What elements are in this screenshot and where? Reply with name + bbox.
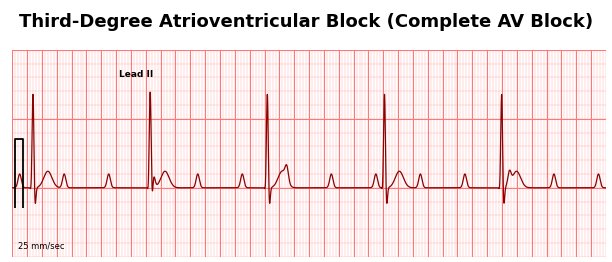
- Text: Lead II: Lead II: [119, 70, 154, 79]
- Text: 25 mm/sec: 25 mm/sec: [18, 242, 65, 250]
- Text: Third-Degree Atrioventricular Block (Complete AV Block): Third-Degree Atrioventricular Block (Com…: [19, 13, 593, 31]
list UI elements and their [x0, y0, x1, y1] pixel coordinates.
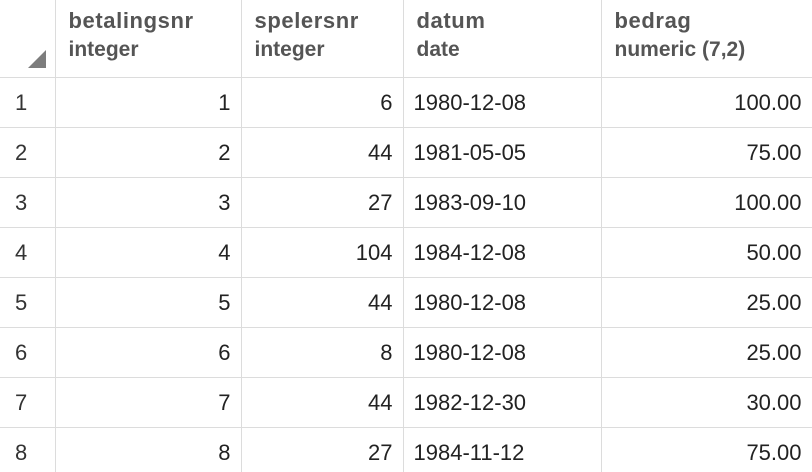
- cell-spelersnr[interactable]: 44: [241, 127, 404, 178]
- cell-bedrag[interactable]: 100.00: [601, 177, 812, 228]
- table-row[interactable]: 2 2 44 1981-05-05 75.00: [0, 127, 812, 178]
- column-name: betalingsnr: [68, 8, 194, 33]
- cell-spelersnr[interactable]: 44: [241, 377, 404, 428]
- column-name: datum: [416, 8, 486, 33]
- row-number[interactable]: 3: [0, 177, 56, 228]
- row-number[interactable]: 5: [0, 277, 56, 328]
- cell-spelersnr[interactable]: 27: [241, 177, 404, 228]
- cell-bedrag[interactable]: 100.00: [601, 77, 812, 128]
- cell-betalingsnr[interactable]: 4: [55, 227, 242, 278]
- table-row[interactable]: 3 3 27 1983-09-10 100.00: [0, 177, 812, 228]
- column-header-spelersnr[interactable]: spelersnr integer: [241, 0, 404, 78]
- column-name: spelersnr: [254, 8, 359, 33]
- table-row[interactable]: 5 5 44 1980-12-08 25.00: [0, 277, 812, 328]
- column-header-datum[interactable]: datum date: [403, 0, 602, 78]
- cell-betalingsnr[interactable]: 6: [55, 327, 242, 378]
- cell-betalingsnr[interactable]: 5: [55, 277, 242, 328]
- row-number[interactable]: 2: [0, 127, 56, 178]
- column-name: bedrag: [614, 8, 692, 33]
- cell-datum[interactable]: 1980-12-08: [403, 277, 602, 328]
- table-row[interactable]: 8 8 27 1984-11-12 75.00: [0, 427, 812, 472]
- select-all-triangle-icon[interactable]: [27, 50, 46, 68]
- cell-datum[interactable]: 1980-12-08: [403, 77, 602, 128]
- table-row[interactable]: 1 1 6 1980-12-08 100.00: [0, 77, 812, 128]
- cell-datum[interactable]: 1984-11-12: [403, 427, 602, 472]
- cell-betalingsnr[interactable]: 8: [55, 427, 242, 472]
- cell-betalingsnr[interactable]: 1: [55, 77, 242, 128]
- column-type: date: [416, 38, 460, 61]
- column-type: integer: [254, 38, 325, 61]
- table-row[interactable]: 7 7 44 1982-12-30 30.00: [0, 377, 812, 428]
- cell-bedrag[interactable]: 25.00: [601, 277, 812, 328]
- column-header-bedrag[interactable]: bedrag numeric (7,2): [601, 0, 812, 78]
- cell-spelersnr[interactable]: 6: [241, 77, 404, 128]
- cell-bedrag[interactable]: 50.00: [601, 227, 812, 278]
- cell-datum[interactable]: 1982-12-30: [403, 377, 602, 428]
- cell-spelersnr[interactable]: 27: [241, 427, 404, 472]
- cell-bedrag[interactable]: 30.00: [601, 377, 812, 428]
- cell-bedrag[interactable]: 75.00: [601, 427, 812, 472]
- header-row: betalingsnr integer spelersnr integer da…: [0, 0, 812, 78]
- cell-betalingsnr[interactable]: 2: [55, 127, 242, 178]
- cell-betalingsnr[interactable]: 7: [55, 377, 242, 428]
- row-number[interactable]: 8: [0, 427, 56, 472]
- cell-spelersnr[interactable]: 104: [241, 227, 404, 278]
- table-row[interactable]: 6 6 8 1980-12-08 25.00: [0, 327, 812, 378]
- cell-spelersnr[interactable]: 8: [241, 327, 404, 378]
- row-number[interactable]: 4: [0, 227, 56, 278]
- row-number[interactable]: 1: [0, 77, 56, 128]
- table-row[interactable]: 4 4 104 1984-12-08 50.00: [0, 227, 812, 278]
- cell-datum[interactable]: 1981-05-05: [403, 127, 602, 178]
- cell-datum[interactable]: 1983-09-10: [403, 177, 602, 228]
- cell-betalingsnr[interactable]: 3: [55, 177, 242, 228]
- row-number[interactable]: 7: [0, 377, 56, 428]
- cell-bedrag[interactable]: 25.00: [601, 327, 812, 378]
- column-type: numeric (7,2): [614, 38, 746, 61]
- cell-datum[interactable]: 1980-12-08: [403, 327, 602, 378]
- select-all-corner[interactable]: [0, 0, 56, 78]
- column-header-betalingsnr[interactable]: betalingsnr integer: [55, 0, 242, 78]
- cell-datum[interactable]: 1984-12-08: [403, 227, 602, 278]
- column-type: integer: [68, 38, 139, 61]
- cell-bedrag[interactable]: 75.00: [601, 127, 812, 178]
- row-number[interactable]: 6: [0, 327, 56, 378]
- cell-spelersnr[interactable]: 44: [241, 277, 404, 328]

---

THE REQUEST. Can you print, word for word, the part above that opens with the line containing "- cell-spelersnr[interactable]: 44: [241, 127, 404, 178]" and closes with the line containing "- column-name: datum: [416, 8, 486, 33]", including both of those lines?

SOLUTION TO THIS PROBLEM.
- cell-spelersnr[interactable]: 44: [241, 127, 404, 178]
- cell-bedrag[interactable]: 100.00: [601, 177, 812, 228]
- table-row[interactable]: 2 2 44 1981-05-05 75.00: [0, 127, 812, 178]
- column-name: betalingsnr: [68, 8, 194, 33]
- cell-spelersnr[interactable]: 44: [241, 377, 404, 428]
- column-name: datum: [416, 8, 486, 33]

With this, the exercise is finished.